Task statement: Copy the data that follows exactly. Include no pictures.
"""
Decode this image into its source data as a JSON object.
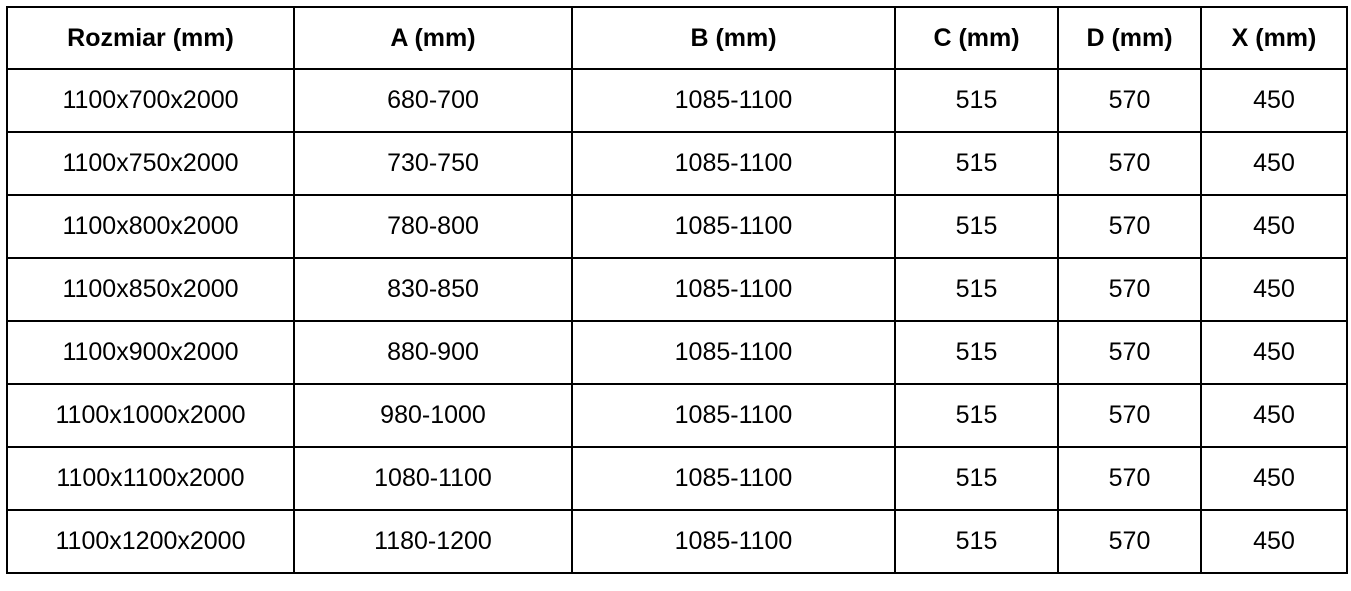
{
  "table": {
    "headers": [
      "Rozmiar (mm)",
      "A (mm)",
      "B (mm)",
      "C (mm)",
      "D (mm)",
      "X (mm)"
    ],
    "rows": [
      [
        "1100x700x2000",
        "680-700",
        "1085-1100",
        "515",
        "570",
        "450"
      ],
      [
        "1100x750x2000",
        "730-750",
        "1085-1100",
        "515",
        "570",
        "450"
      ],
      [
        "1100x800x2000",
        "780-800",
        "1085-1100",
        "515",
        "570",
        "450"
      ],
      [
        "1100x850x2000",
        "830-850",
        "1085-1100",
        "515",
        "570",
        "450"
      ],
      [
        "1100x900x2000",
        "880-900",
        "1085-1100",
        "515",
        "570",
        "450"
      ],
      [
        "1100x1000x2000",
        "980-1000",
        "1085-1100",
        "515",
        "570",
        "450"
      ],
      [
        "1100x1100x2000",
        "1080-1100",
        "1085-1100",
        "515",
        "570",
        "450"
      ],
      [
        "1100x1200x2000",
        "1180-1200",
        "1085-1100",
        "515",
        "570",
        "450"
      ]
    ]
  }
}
"""
Reply to the exercise:
Decode this image into its source data as a JSON object.
{
  "table": {
    "headers": [
      "Rozmiar (mm)",
      "A (mm)",
      "B (mm)",
      "C (mm)",
      "D (mm)",
      "X (mm)"
    ],
    "rows": [
      [
        "1100x700x2000",
        "680-700",
        "1085-1100",
        "515",
        "570",
        "450"
      ],
      [
        "1100x750x2000",
        "730-750",
        "1085-1100",
        "515",
        "570",
        "450"
      ],
      [
        "1100x800x2000",
        "780-800",
        "1085-1100",
        "515",
        "570",
        "450"
      ],
      [
        "1100x850x2000",
        "830-850",
        "1085-1100",
        "515",
        "570",
        "450"
      ],
      [
        "1100x900x2000",
        "880-900",
        "1085-1100",
        "515",
        "570",
        "450"
      ],
      [
        "1100x1000x2000",
        "980-1000",
        "1085-1100",
        "515",
        "570",
        "450"
      ],
      [
        "1100x1100x2000",
        "1080-1100",
        "1085-1100",
        "515",
        "570",
        "450"
      ],
      [
        "1100x1200x2000",
        "1180-1200",
        "1085-1100",
        "515",
        "570",
        "450"
      ]
    ]
  }
}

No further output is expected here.